Stored data
══════════════════════════════
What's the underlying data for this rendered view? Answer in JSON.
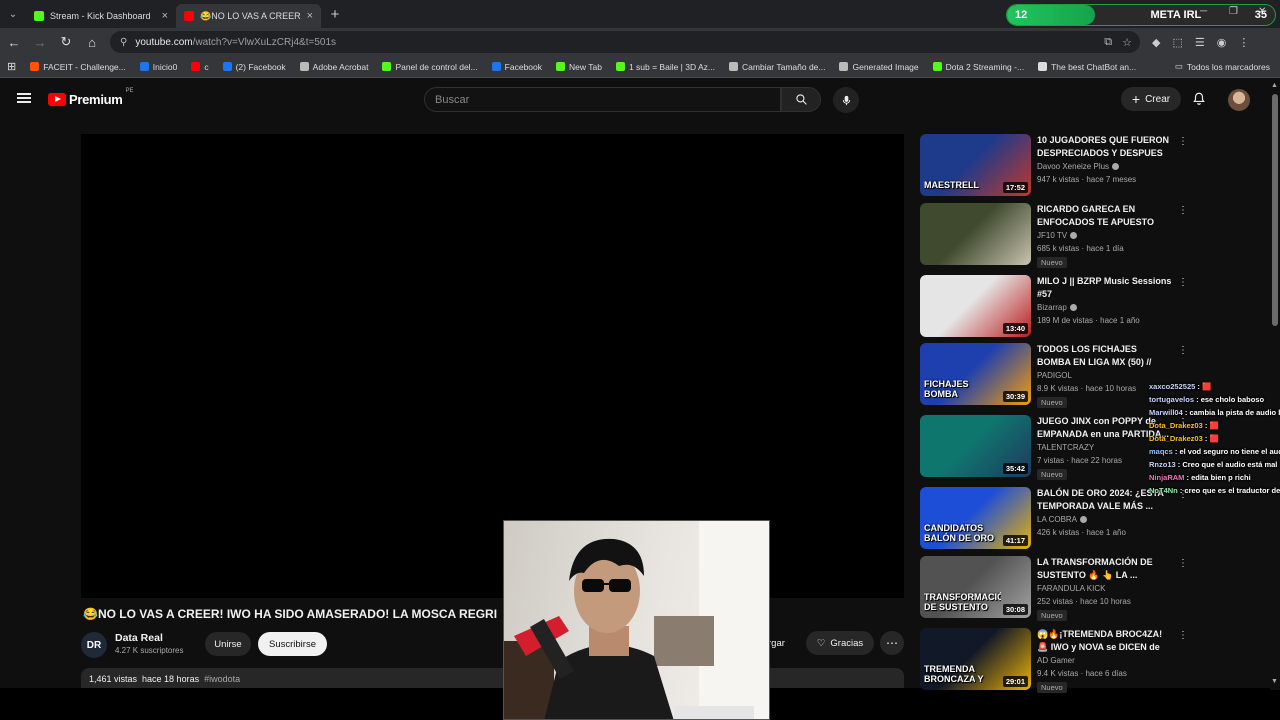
{
  "browser": {
    "tabs": [
      {
        "title": "Stream - Kick Dashboard",
        "color": "#53fc18",
        "active": false
      },
      {
        "title": "😂NO LO VAS A CREER! IW",
        "color": "#ff0000",
        "active": true
      }
    ],
    "meta_widget": {
      "left": "12",
      "title": "META IRL",
      "right": "35",
      "progress": 0.33
    },
    "url_host": "youtube.com",
    "url_path": "/watch?v=VlwXuLzCRj4&t=501s",
    "bookmarks": [
      {
        "label": "FACEIT - Challenge...",
        "color": "#ff5500"
      },
      {
        "label": "Inicio0",
        "color": "#1877f2"
      },
      {
        "label": "c",
        "color": "#ff0000"
      },
      {
        "label": "(2) Facebook",
        "color": "#1877f2"
      },
      {
        "label": "Adobe Acrobat",
        "color": "#bbbbbb"
      },
      {
        "label": "Panel de control del...",
        "color": "#53fc18"
      },
      {
        "label": "Facebook",
        "color": "#1877f2"
      },
      {
        "label": "New Tab",
        "color": "#53fc18"
      },
      {
        "label": "1 sub = Baile | 3D Az...",
        "color": "#53fc18"
      },
      {
        "label": "Cambiar Tamaño de...",
        "color": "#bbbbbb"
      },
      {
        "label": "Generated Image",
        "color": "#bbbbbb"
      },
      {
        "label": "Dota 2 Streaming -...",
        "color": "#53fc18"
      },
      {
        "label": "The best ChatBot an...",
        "color": "#dddddd"
      }
    ],
    "all_bookmarks": "Todos los marcadores"
  },
  "youtube": {
    "logo_word": "Premium",
    "country": "PE",
    "search_placeholder": "Buscar",
    "create_label": "Crear",
    "video": {
      "title": "😂NO LO VAS A CREER! IWO HA SIDO AMASERADO! LA MOSCA REGRI",
      "channel_initials": "DR",
      "channel_name": "Data Real",
      "subscribers": "4.27 K suscriptores",
      "join_label": "Unirse",
      "subscribe_label": "Suscribirse",
      "download_label": "rgar",
      "thanks_label": "Gracias",
      "views": "1,461 vistas",
      "date": "hace 18 horas",
      "hashtag": "#iwodota"
    },
    "recommendations": [
      {
        "title": "10 JUGADORES QUE FUERON DESPRECIADOS Y DESPUES S...",
        "channel": "Davoo Xeneize Plus",
        "verified": true,
        "views": "947 k vistas",
        "date": "hace 7 meses",
        "duration": "17:52",
        "new": "",
        "thumb": [
          "#1e3a8a",
          "#c0392b"
        ],
        "overlay": "MAESTRELL"
      },
      {
        "title": "RICARDO GARECA EN ENFOCADOS TE APUESTO CO...",
        "channel": "JF10 TV",
        "verified": true,
        "views": "685 k vistas",
        "date": "hace 1 día",
        "duration": "",
        "new": "Nuevo",
        "thumb": [
          "#3f4a2e",
          "#c9c3b0"
        ],
        "overlay": ""
      },
      {
        "title": "MILO J || BZRP Music Sessions #57",
        "channel": "Bizarrap",
        "verified": true,
        "views": "189 M de vistas",
        "date": "hace 1 año",
        "duration": "13:40",
        "new": "",
        "thumb": [
          "#e5e5e5",
          "#b91c1c"
        ],
        "overlay": ""
      },
      {
        "title": "TODOS LOS FICHAJES BOMBA EN LIGA MX (50) // SERGIO ...",
        "channel": "PADIGOL",
        "verified": false,
        "views": "8.9 K vistas",
        "date": "hace 10 horas",
        "duration": "30:39",
        "new": "Nuevo",
        "thumb": [
          "#1e40af",
          "#f59e0b"
        ],
        "overlay": "FICHAJES BOMBA"
      },
      {
        "title": "JUEGO JINX con POPPY de EMPANADA en una PARTIDA...",
        "channel": "TALENTCRAZY",
        "verified": false,
        "views": "7 vistas",
        "date": "hace 22 horas",
        "duration": "35:42",
        "new": "Nuevo",
        "thumb": [
          "#0f766e",
          "#1e3a5f"
        ],
        "overlay": ""
      },
      {
        "title": "BALÓN DE ORO 2024: ¿ESTA TEMPORADA VALE MÁS ...",
        "channel": "LA COBRA",
        "verified": true,
        "views": "426 k vistas",
        "date": "hace 1 año",
        "duration": "41:17",
        "new": "",
        "thumb": [
          "#1d4ed8",
          "#eab308"
        ],
        "overlay": "CANDIDATOS BALÓN DE ORO"
      },
      {
        "title": "LA TRANSFORMACIÓN DE SUSTENTO 🔥 👆 LA ...",
        "channel": "FARANDULA KICK",
        "verified": false,
        "views": "252 vistas",
        "date": "hace 10 horas",
        "duration": "30:08",
        "new": "Nuevo",
        "thumb": [
          "#525252",
          "#a3a3a3"
        ],
        "overlay": "TRANSFORMACIÓN DE SUSTENTO"
      },
      {
        "title": "😱🔥¡TREMENDA BROC4ZA!🚨 IWO y NOVA se DICEN de TOD...",
        "channel": "AD Gamer",
        "verified": false,
        "views": "9.4 K vistas",
        "date": "hace 6 días",
        "duration": "29:01",
        "new": "Nuevo",
        "thumb": [
          "#111827",
          "#eab308"
        ],
        "overlay": "TREMENDA BRONCAZA Y ESTA ESTA"
      }
    ]
  },
  "chat": [
    {
      "user": "xaxco252525",
      "text": "🟥",
      "cls": "u1"
    },
    {
      "user": "tortugavelos",
      "text": "ese cholo baboso",
      "cls": "u1"
    },
    {
      "user": "Marwill04",
      "text": "cambia la pista de audio br",
      "cls": "u1"
    },
    {
      "user": "Dota_Drakez03",
      "text": "🟥",
      "cls": "u2"
    },
    {
      "user": "Dota_Drakez03",
      "text": "🟥",
      "cls": "u2"
    },
    {
      "user": "maqcs",
      "text": "el vod seguro no tiene el audio",
      "cls": "u3"
    },
    {
      "user": "Rnzo13",
      "text": "Creo que el audio está mal",
      "cls": "u1"
    },
    {
      "user": "NinjaRAM",
      "text": "edita bien p richi",
      "cls": "u4"
    },
    {
      "user": "NoT4Nn",
      "text": "creo que es el traductor de",
      "cls": "u5"
    }
  ]
}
══════════════════════════════
Using the listing, say how many lines include the word "TRANSFORMACIÓN", and add nothing else.

2